» TASK: Within the records below, find each line that holds the string "pone", then copy it.

━━━ SUPPLIED DATA ━━━

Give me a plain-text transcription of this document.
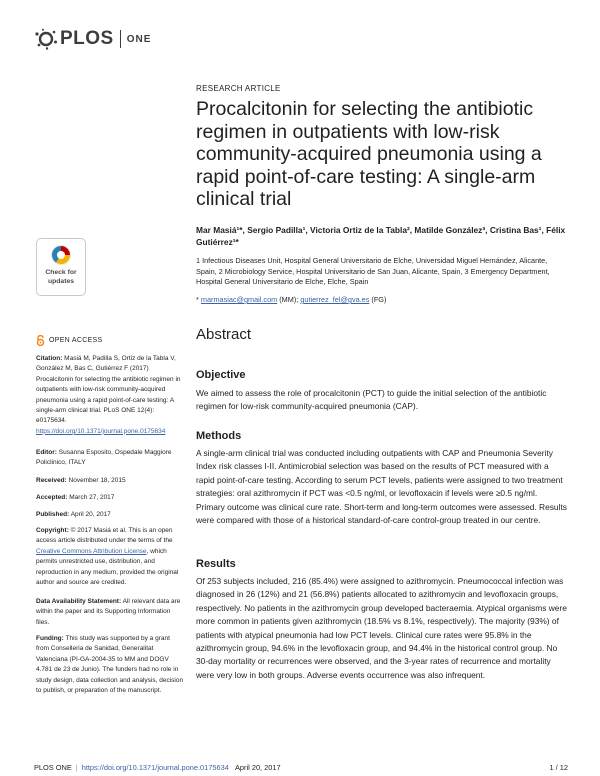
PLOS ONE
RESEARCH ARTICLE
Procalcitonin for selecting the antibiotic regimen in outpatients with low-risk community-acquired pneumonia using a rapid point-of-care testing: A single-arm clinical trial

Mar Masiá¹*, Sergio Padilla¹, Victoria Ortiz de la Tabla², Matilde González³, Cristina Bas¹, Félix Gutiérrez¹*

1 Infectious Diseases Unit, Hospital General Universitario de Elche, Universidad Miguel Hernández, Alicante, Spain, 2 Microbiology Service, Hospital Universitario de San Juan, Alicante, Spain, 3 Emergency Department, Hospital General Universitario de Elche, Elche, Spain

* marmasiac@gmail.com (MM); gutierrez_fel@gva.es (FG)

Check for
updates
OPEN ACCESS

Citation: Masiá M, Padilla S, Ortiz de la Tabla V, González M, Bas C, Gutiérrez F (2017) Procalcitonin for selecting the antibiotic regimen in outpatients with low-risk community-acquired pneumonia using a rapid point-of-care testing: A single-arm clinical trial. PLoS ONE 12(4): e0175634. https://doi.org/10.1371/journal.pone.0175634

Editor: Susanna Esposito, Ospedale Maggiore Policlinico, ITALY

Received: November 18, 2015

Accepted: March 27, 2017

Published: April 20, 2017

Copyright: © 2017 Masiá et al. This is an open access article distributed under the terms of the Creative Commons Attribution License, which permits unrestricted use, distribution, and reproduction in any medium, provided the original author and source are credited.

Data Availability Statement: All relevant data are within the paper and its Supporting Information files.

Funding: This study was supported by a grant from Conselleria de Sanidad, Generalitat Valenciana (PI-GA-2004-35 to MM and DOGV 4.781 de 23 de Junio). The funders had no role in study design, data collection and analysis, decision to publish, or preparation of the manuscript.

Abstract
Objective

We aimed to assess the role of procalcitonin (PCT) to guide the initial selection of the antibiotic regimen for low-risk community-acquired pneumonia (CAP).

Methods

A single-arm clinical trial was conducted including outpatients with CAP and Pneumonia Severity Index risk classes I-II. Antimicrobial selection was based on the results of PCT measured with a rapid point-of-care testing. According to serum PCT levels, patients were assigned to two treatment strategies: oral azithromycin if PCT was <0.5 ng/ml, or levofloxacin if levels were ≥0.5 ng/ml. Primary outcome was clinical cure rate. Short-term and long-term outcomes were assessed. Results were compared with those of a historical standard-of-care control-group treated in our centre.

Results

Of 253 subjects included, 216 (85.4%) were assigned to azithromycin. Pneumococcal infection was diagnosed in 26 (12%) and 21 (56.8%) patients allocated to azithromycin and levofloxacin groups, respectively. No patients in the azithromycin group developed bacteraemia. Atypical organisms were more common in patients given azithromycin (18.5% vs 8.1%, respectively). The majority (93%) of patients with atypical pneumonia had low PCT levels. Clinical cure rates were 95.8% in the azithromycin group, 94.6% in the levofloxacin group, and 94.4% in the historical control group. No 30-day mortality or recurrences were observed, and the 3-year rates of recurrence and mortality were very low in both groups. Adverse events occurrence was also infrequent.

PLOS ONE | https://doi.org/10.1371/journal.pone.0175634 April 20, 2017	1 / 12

━━━
━━━ SUPPLIED DATA ━━━

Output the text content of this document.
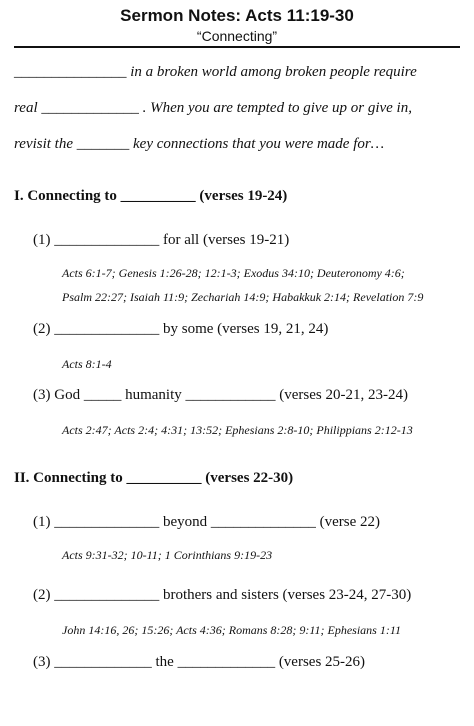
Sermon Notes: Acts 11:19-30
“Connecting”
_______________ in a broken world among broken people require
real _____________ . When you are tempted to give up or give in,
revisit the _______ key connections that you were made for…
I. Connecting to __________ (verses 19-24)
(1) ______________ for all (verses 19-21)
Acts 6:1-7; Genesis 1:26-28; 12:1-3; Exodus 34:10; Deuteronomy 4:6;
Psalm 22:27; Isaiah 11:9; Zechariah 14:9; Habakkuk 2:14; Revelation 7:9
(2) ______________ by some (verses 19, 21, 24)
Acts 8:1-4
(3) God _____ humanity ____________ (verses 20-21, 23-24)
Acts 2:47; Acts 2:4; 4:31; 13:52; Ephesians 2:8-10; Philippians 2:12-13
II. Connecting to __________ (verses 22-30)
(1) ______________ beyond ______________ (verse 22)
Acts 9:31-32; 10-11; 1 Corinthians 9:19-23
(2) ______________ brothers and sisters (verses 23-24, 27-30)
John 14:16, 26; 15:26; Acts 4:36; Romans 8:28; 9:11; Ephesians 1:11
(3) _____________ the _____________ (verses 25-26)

━━━

» ANSWER BOX:
Citation: Masiá M, Padilla S, Ortiz de la Tabla V, González M, Bas C, Gutiérrez F (2017) Procalcitonin for selecting the antibiotic regimen in outpatients with low-risk community-acquired pneumonia using a rapid point-of-care testing: A single-arm clinical trial. PLoS ONE 12(4): e0175634. https://doi.org/10.1371/journal.pone.0175634
PLOS ONE | https://doi.org/10.1371/journal.pone.0175634 April 20, 2017	1 / 12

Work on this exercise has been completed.